━━━━━ Recorded data

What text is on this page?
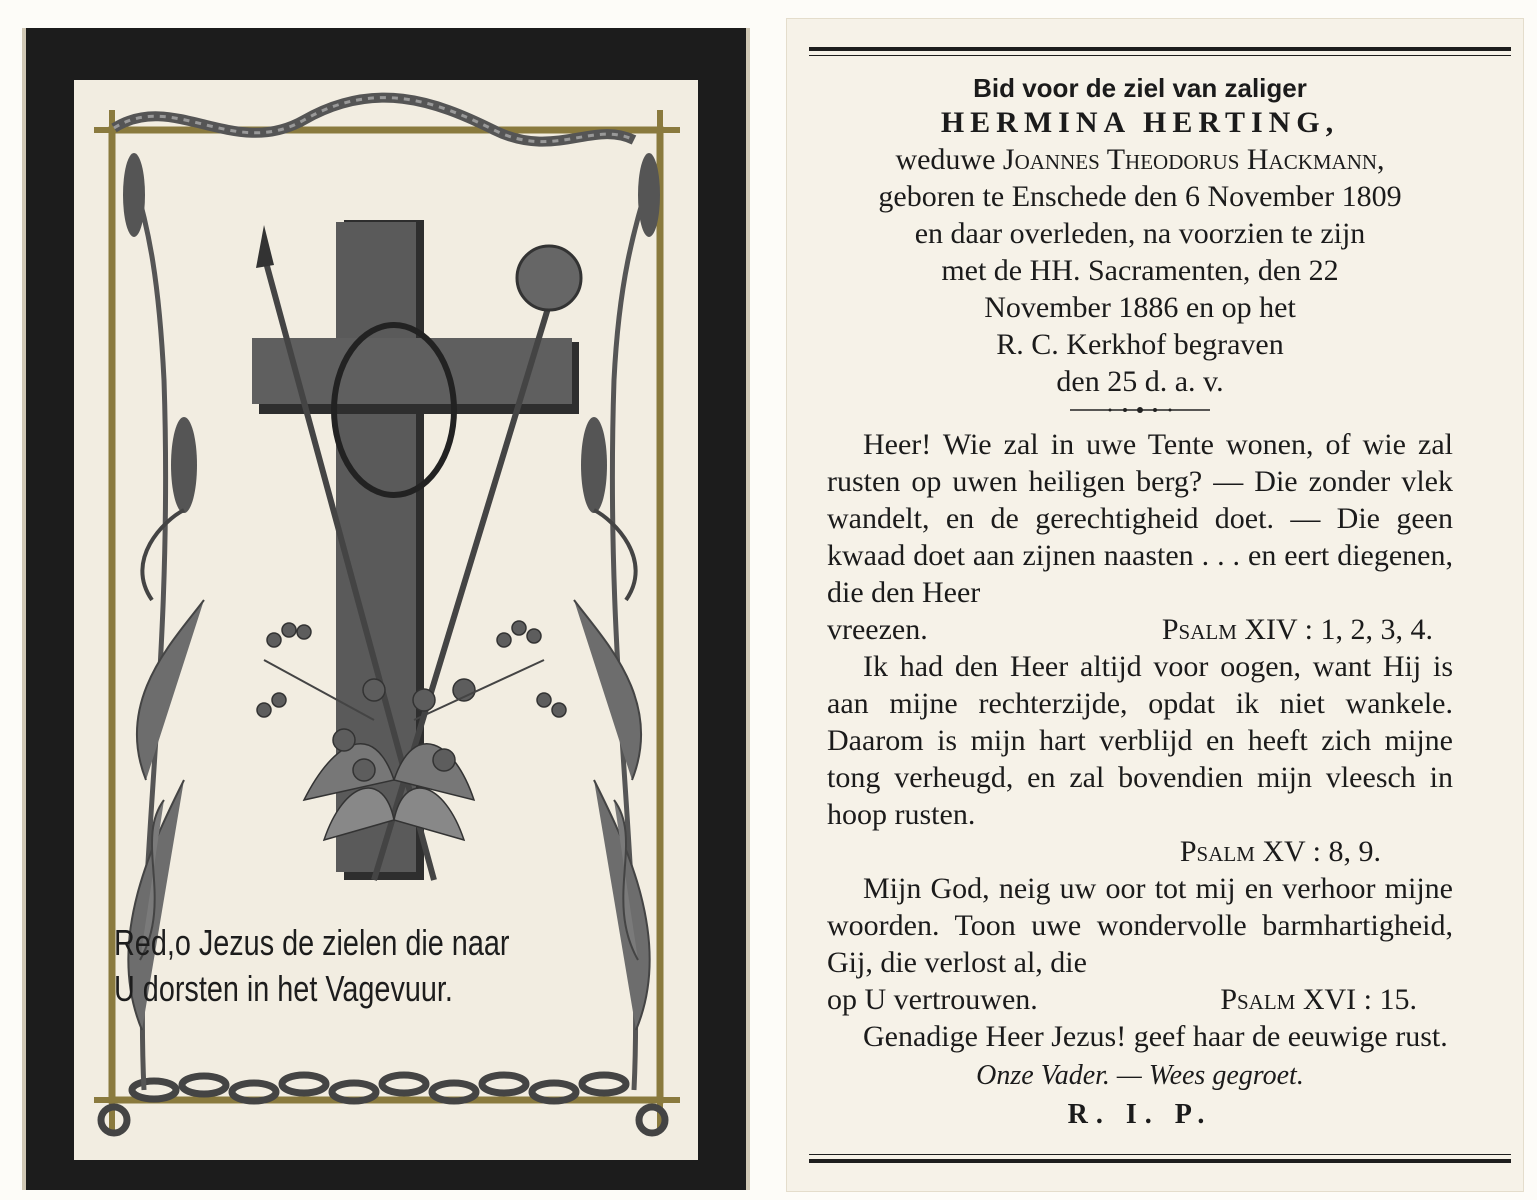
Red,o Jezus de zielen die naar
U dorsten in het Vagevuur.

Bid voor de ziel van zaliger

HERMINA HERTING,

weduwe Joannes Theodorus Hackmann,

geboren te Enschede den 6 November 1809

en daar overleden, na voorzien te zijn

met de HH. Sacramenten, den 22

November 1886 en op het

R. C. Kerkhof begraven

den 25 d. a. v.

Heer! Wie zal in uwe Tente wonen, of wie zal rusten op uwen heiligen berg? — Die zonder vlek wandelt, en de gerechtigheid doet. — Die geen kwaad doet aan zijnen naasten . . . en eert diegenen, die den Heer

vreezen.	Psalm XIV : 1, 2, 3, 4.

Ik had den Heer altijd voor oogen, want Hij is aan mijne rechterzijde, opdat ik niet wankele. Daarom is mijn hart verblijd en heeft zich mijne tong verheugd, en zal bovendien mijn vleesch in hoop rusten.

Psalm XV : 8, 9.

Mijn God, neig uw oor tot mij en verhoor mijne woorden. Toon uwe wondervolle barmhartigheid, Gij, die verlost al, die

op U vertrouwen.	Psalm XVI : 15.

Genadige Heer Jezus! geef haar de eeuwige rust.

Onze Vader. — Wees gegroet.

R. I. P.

━━━━━━━━━━

Exercise details >> Using the records above, output their complete text exactly, minus any images.

Answer to the problem >>
What text is on this page?
Red,o Jezus de zielen die naar
U dorsten in het Vagevuur.

Bid voor de ziel van zaliger

HERMINA HERTING,

weduwe Joannes Theodorus Hackmann,

geboren te Enschede den 6 November 1809

en daar overleden, na voorzien te zijn

met de HH. Sacramenten, den 22

November 1886 en op het

R. C. Kerkhof begraven

den 25 d. a. v.

Heer! Wie zal in uwe Tente wonen, of wie zal rusten op uwen heiligen berg? — Die zonder vlek wandelt, en de gerechtigheid doet. — Die geen kwaad doet aan zijnen naasten . . . en eert diegenen, die den Heer

vreezen.	Psalm XIV : 1, 2, 3, 4.

Ik had den Heer altijd voor oogen, want Hij is aan mijne rechterzijde, opdat ik niet wankele. Daarom is mijn hart verblijd en heeft zich mijne tong verheugd, en zal bovendien mijn vleesch in hoop rusten.

Psalm XV : 8, 9.

Mijn God, neig uw oor tot mij en verhoor mijne woorden. Toon uwe wondervolle barmhartigheid, Gij, die verlost al, die

op U vertrouwen.	Psalm XVI : 15.

Genadige Heer Jezus! geef haar de eeuwige rust.

Onze Vader. — Wees gegroet.

R. I. P.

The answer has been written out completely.